(Records)
++++

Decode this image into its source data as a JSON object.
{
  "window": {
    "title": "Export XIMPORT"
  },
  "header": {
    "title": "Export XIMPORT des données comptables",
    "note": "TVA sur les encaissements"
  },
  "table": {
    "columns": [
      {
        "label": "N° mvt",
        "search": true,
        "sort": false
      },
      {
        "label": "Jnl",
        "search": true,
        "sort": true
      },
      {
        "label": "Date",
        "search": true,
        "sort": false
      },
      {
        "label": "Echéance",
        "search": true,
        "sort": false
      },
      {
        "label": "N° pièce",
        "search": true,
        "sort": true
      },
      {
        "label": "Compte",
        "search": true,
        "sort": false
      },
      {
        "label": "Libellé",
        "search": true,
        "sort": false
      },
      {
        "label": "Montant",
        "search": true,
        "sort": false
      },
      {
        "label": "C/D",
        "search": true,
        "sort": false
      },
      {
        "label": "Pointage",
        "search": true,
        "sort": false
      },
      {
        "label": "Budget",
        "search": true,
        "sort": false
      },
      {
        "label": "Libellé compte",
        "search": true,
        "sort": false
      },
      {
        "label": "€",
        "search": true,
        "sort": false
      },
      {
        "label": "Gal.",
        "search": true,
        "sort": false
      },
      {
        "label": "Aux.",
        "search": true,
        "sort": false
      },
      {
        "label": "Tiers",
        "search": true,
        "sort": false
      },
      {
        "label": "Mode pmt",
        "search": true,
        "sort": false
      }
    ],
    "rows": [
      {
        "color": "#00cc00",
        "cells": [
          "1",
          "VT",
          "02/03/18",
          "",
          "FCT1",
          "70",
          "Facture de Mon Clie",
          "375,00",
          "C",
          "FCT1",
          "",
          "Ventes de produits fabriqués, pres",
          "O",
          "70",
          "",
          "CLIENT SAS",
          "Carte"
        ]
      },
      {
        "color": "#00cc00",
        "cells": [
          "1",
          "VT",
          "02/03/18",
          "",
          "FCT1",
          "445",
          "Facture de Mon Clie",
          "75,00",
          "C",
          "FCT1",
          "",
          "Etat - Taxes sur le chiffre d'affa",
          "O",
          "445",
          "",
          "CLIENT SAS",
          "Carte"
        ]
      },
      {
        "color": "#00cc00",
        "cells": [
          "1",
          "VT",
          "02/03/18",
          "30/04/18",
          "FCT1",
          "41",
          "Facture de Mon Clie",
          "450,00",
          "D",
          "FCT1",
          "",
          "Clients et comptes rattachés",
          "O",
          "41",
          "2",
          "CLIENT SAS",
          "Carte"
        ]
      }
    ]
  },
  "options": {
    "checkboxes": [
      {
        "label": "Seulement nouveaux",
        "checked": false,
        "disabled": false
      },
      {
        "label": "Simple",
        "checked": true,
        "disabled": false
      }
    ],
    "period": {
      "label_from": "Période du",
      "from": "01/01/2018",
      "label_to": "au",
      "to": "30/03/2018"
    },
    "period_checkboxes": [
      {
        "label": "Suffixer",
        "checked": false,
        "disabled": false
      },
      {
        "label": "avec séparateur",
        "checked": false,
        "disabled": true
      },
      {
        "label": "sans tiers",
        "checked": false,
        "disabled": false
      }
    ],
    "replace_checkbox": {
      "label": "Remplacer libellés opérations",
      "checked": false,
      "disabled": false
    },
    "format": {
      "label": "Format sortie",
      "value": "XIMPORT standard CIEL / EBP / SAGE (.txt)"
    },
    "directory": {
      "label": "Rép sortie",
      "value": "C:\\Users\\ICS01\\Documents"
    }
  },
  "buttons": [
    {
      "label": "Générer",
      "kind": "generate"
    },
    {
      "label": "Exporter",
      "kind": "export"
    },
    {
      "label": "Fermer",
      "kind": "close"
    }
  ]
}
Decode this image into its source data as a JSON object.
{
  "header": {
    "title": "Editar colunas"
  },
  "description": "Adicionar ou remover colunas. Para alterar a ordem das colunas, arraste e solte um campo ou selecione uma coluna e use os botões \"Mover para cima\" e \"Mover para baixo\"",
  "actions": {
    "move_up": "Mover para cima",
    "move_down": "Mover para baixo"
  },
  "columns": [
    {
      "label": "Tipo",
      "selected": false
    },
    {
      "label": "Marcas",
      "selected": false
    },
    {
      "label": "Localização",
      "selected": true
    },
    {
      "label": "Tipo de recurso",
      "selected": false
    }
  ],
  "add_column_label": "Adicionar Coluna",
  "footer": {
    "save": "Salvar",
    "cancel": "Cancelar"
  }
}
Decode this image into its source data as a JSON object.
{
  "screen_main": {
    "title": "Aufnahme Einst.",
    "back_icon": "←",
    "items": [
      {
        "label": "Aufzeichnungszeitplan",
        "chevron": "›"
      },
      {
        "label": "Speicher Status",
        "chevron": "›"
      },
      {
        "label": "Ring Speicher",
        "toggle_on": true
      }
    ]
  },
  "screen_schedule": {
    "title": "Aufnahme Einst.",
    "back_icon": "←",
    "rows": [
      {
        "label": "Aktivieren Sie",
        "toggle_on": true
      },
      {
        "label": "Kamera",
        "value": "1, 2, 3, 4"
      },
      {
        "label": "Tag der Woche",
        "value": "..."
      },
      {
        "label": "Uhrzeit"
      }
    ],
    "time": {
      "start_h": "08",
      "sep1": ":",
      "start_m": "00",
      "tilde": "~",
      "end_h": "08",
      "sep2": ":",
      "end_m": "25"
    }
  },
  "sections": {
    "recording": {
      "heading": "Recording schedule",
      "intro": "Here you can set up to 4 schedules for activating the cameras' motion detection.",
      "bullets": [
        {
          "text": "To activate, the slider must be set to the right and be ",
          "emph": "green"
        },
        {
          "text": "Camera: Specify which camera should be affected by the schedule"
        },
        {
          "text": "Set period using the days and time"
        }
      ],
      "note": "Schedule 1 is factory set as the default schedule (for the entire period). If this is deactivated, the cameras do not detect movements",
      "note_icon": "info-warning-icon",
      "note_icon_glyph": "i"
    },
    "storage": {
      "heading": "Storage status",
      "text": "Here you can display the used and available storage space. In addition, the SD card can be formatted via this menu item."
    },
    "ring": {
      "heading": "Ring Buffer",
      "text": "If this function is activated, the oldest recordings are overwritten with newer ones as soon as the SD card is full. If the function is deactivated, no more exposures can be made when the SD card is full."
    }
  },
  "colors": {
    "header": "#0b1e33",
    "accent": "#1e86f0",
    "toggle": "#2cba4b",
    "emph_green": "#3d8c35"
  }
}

++++

Copy out all of the data exactly, leaving nothing out.

Decode this image into its source data as a JSON object.
{
  "window": {
    "title": "Export XIMPORT"
  },
  "header": {
    "title": "Export XIMPORT des données comptables",
    "note": "TVA sur les encaissements"
  },
  "table": {
    "columns": [
      {
        "label": "N° mvt",
        "search": true,
        "sort": false
      },
      {
        "label": "Jnl",
        "search": true,
        "sort": true
      },
      {
        "label": "Date",
        "search": true,
        "sort": false
      },
      {
        "label": "Echéance",
        "search": true,
        "sort": false
      },
      {
        "label": "N° pièce",
        "search": true,
        "sort": true
      },
      {
        "label": "Compte",
        "search": true,
        "sort": false
      },
      {
        "label": "Libellé",
        "search": true,
        "sort": false
      },
      {
        "label": "Montant",
        "search": true,
        "sort": false
      },
      {
        "label": "C/D",
        "search": true,
        "sort": false
      },
      {
        "label": "Pointage",
        "search": true,
        "sort": false
      },
      {
        "label": "Budget",
        "search": true,
        "sort": false
      },
      {
        "label": "Libellé compte",
        "search": true,
        "sort": false
      },
      {
        "label": "€",
        "search": true,
        "sort": false
      },
      {
        "label": "Gal.",
        "search": true,
        "sort": false
      },
      {
        "label": "Aux.",
        "search": true,
        "sort": false
      },
      {
        "label": "Tiers",
        "search": true,
        "sort": false
      },
      {
        "label": "Mode pmt",
        "search": true,
        "sort": false
      }
    ],
    "rows": [
      {
        "color": "#00cc00",
        "cells": [
          "1",
          "VT",
          "02/03/18",
          "",
          "FCT1",
          "70",
          "Facture de Mon Clie",
          "375,00",
          "C",
          "FCT1",
          "",
          "Ventes de produits fabriqués, pres",
          "O",
          "70",
          "",
          "CLIENT SAS",
          "Carte"
        ]
      },
      {
        "color": "#00cc00",
        "cells": [
          "1",
          "VT",
          "02/03/18",
          "",
          "FCT1",
          "445",
          "Facture de Mon Clie",
          "75,00",
          "C",
          "FCT1",
          "",
          "Etat - Taxes sur le chiffre d'affa",
          "O",
          "445",
          "",
          "CLIENT SAS",
          "Carte"
        ]
      },
      {
        "color": "#00cc00",
        "cells": [
          "1",
          "VT",
          "02/03/18",
          "30/04/18",
          "FCT1",
          "41",
          "Facture de Mon Clie",
          "450,00",
          "D",
          "FCT1",
          "",
          "Clients et comptes rattachés",
          "O",
          "41",
          "2",
          "CLIENT SAS",
          "Carte"
        ]
      }
    ]
  },
  "options": {
    "checkboxes": [
      {
        "label": "Seulement nouveaux",
        "checked": false,
        "disabled": false
      },
      {
        "label": "Simple",
        "checked": true,
        "disabled": false
      }
    ],
    "period": {
      "label_from": "Période du",
      "from": "01/01/2018",
      "label_to": "au",
      "to": "30/03/2018"
    },
    "period_checkboxes": [
      {
        "label": "Suffixer",
        "checked": false,
        "disabled": false
      },
      {
        "label": "avec séparateur",
        "checked": false,
        "disabled": true
      },
      {
        "label": "sans tiers",
        "checked": false,
        "disabled": false
      }
    ],
    "replace_checkbox": {
      "label": "Remplacer libellés opérations",
      "checked": false,
      "disabled": false
    },
    "format": {
      "label": "Format sortie",
      "value": "XIMPORT standard CIEL / EBP / SAGE (.txt)"
    },
    "directory": {
      "label": "Rép sortie",
      "value": "C:\\Users\\ICS01\\Documents"
    }
  },
  "buttons": [
    {
      "label": "Générer",
      "kind": "generate"
    },
    {
      "label": "Exporter",
      "kind": "export"
    },
    {
      "label": "Fermer",
      "kind": "close"
    }
  ]
}
Decode this image into its source data as a JSON object.
{
  "header": {
    "title": "Editar colunas"
  },
  "description": "Adicionar ou remover colunas. Para alterar a ordem das colunas, arraste e solte um campo ou selecione uma coluna e use os botões \"Mover para cima\" e \"Mover para baixo\"",
  "actions": {
    "move_up": "Mover para cima",
    "move_down": "Mover para baixo"
  },
  "columns": [
    {
      "label": "Tipo",
      "selected": false
    },
    {
      "label": "Marcas",
      "selected": false
    },
    {
      "label": "Localização",
      "selected": true
    },
    {
      "label": "Tipo de recurso",
      "selected": false
    }
  ],
  "add_column_label": "Adicionar Coluna",
  "footer": {
    "save": "Salvar",
    "cancel": "Cancelar"
  }
}
Decode this image into its source data as a JSON object.
{
  "screen_main": {
    "title": "Aufnahme Einst.",
    "back_icon": "←",
    "items": [
      {
        "label": "Aufzeichnungszeitplan",
        "chevron": "›"
      },
      {
        "label": "Speicher Status",
        "chevron": "›"
      },
      {
        "label": "Ring Speicher",
        "toggle_on": true
      }
    ]
  },
  "screen_schedule": {
    "title": "Aufnahme Einst.",
    "back_icon": "←",
    "rows": [
      {
        "label": "Aktivieren Sie",
        "toggle_on": true
      },
      {
        "label": "Kamera",
        "value": "1, 2, 3, 4"
      },
      {
        "label": "Tag der Woche",
        "value": "..."
      },
      {
        "label": "Uhrzeit"
      }
    ],
    "time": {
      "start_h": "08",
      "sep1": ":",
      "start_m": "00",
      "tilde": "~",
      "end_h": "08",
      "sep2": ":",
      "end_m": "25"
    }
  },
  "sections": {
    "recording": {
      "heading": "Recording schedule",
      "intro": "Here you can set up to 4 schedules for activating the cameras' motion detection.",
      "bullets": [
        {
          "text": "To activate, the slider must be set to the right and be ",
          "emph": "green"
        },
        {
          "text": "Camera: Specify which camera should be affected by the schedule"
        },
        {
          "text": "Set period using the days and time"
        }
      ],
      "note": "Schedule 1 is factory set as the default schedule (for the entire period). If this is deactivated, the cameras do not detect movements",
      "note_icon": "info-warning-icon",
      "note_icon_glyph": "i"
    },
    "storage": {
      "heading": "Storage status",
      "text": "Here you can display the used and available storage space. In addition, the SD card can be formatted via this menu item."
    },
    "ring": {
      "heading": "Ring Buffer",
      "text": "If this function is activated, the oldest recordings are overwritten with newer ones as soon as the SD card is full. If the function is deactivated, no more exposures can be made when the SD card is full."
    }
  },
  "colors": {
    "header": "#0b1e33",
    "accent": "#1e86f0",
    "toggle": "#2cba4b",
    "emph_green": "#3d8c35"
  }
}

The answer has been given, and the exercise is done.